• **What you will do**
Give a verbatim quotation of every record.
— Begin —
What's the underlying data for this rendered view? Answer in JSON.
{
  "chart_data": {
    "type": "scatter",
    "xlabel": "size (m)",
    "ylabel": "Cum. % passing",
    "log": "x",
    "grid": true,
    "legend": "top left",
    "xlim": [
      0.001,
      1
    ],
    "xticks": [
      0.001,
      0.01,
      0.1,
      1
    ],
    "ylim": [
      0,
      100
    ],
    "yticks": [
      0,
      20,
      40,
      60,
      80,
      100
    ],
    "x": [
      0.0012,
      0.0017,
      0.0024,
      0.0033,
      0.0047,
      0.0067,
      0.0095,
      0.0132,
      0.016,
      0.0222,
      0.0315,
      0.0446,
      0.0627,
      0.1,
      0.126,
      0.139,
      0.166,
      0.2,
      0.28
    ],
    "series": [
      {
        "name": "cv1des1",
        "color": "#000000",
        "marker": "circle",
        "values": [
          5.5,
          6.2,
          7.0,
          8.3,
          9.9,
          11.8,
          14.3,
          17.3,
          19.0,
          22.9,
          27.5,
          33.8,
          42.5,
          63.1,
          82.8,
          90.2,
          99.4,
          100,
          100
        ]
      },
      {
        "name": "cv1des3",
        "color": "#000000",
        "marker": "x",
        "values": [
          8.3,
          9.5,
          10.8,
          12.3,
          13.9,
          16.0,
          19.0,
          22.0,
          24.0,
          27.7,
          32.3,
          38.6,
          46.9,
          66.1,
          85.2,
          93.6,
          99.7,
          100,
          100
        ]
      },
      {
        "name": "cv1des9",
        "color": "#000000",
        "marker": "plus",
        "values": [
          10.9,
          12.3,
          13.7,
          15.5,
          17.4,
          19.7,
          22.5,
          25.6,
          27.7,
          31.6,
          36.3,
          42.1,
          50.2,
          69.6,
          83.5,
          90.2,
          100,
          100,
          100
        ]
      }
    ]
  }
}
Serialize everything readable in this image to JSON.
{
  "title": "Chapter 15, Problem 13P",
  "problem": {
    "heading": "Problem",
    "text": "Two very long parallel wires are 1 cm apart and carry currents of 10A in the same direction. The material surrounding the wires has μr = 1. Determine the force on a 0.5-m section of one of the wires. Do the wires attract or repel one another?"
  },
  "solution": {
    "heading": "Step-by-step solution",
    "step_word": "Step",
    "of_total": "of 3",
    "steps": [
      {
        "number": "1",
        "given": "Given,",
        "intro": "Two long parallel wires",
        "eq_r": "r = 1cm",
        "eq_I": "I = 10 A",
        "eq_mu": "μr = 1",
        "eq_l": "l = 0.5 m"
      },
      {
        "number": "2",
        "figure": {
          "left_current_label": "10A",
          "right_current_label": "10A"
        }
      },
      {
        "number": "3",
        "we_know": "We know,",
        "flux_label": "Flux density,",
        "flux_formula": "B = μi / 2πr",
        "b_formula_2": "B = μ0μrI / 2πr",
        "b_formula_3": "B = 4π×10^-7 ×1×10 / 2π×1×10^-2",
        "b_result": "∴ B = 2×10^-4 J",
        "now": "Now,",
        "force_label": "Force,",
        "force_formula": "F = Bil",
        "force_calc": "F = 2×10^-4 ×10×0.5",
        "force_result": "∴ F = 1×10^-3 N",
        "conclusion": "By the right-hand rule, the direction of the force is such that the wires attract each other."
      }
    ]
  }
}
— End —
• **Complete output**
What's the underlying data for this rendered view? Answer in JSON.
{
  "chart_data": {
    "type": "scatter",
    "xlabel": "size (m)",
    "ylabel": "Cum. % passing",
    "log": "x",
    "grid": true,
    "legend": "top left",
    "xlim": [
      0.001,
      1
    ],
    "xticks": [
      0.001,
      0.01,
      0.1,
      1
    ],
    "ylim": [
      0,
      100
    ],
    "yticks": [
      0,
      20,
      40,
      60,
      80,
      100
    ],
    "x": [
      0.0012,
      0.0017,
      0.0024,
      0.0033,
      0.0047,
      0.0067,
      0.0095,
      0.0132,
      0.016,
      0.0222,
      0.0315,
      0.0446,
      0.0627,
      0.1,
      0.126,
      0.139,
      0.166,
      0.2,
      0.28
    ],
    "series": [
      {
        "name": "cv1des1",
        "color": "#000000",
        "marker": "circle",
        "values": [
          5.5,
          6.2,
          7.0,
          8.3,
          9.9,
          11.8,
          14.3,
          17.3,
          19.0,
          22.9,
          27.5,
          33.8,
          42.5,
          63.1,
          82.8,
          90.2,
          99.4,
          100,
          100
        ]
      },
      {
        "name": "cv1des3",
        "color": "#000000",
        "marker": "x",
        "values": [
          8.3,
          9.5,
          10.8,
          12.3,
          13.9,
          16.0,
          19.0,
          22.0,
          24.0,
          27.7,
          32.3,
          38.6,
          46.9,
          66.1,
          85.2,
          93.6,
          99.7,
          100,
          100
        ]
      },
      {
        "name": "cv1des9",
        "color": "#000000",
        "marker": "plus",
        "values": [
          10.9,
          12.3,
          13.7,
          15.5,
          17.4,
          19.7,
          22.5,
          25.6,
          27.7,
          31.6,
          36.3,
          42.1,
          50.2,
          69.6,
          83.5,
          90.2,
          100,
          100,
          100
        ]
      }
    ]
  }
}
Serialize everything readable in this image to JSON.
{
  "title": "Chapter 15, Problem 13P",
  "problem": {
    "heading": "Problem",
    "text": "Two very long parallel wires are 1 cm apart and carry currents of 10A in the same direction. The material surrounding the wires has μr = 1. Determine the force on a 0.5-m section of one of the wires. Do the wires attract or repel one another?"
  },
  "solution": {
    "heading": "Step-by-step solution",
    "step_word": "Step",
    "of_total": "of 3",
    "steps": [
      {
        "number": "1",
        "given": "Given,",
        "intro": "Two long parallel wires",
        "eq_r": "r = 1cm",
        "eq_I": "I = 10 A",
        "eq_mu": "μr = 1",
        "eq_l": "l = 0.5 m"
      },
      {
        "number": "2",
        "figure": {
          "left_current_label": "10A",
          "right_current_label": "10A"
        }
      },
      {
        "number": "3",
        "we_know": "We know,",
        "flux_label": "Flux density,",
        "flux_formula": "B = μi / 2πr",
        "b_formula_2": "B = μ0μrI / 2πr",
        "b_formula_3": "B = 4π×10^-7 ×1×10 / 2π×1×10^-2",
        "b_result": "∴ B = 2×10^-4 J",
        "now": "Now,",
        "force_label": "Force,",
        "force_formula": "F = Bil",
        "force_calc": "F = 2×10^-4 ×10×0.5",
        "force_result": "∴ F = 1×10^-3 N",
        "conclusion": "By the right-hand rule, the direction of the force is such that the wires attract each other."
      }
    ]
  }
}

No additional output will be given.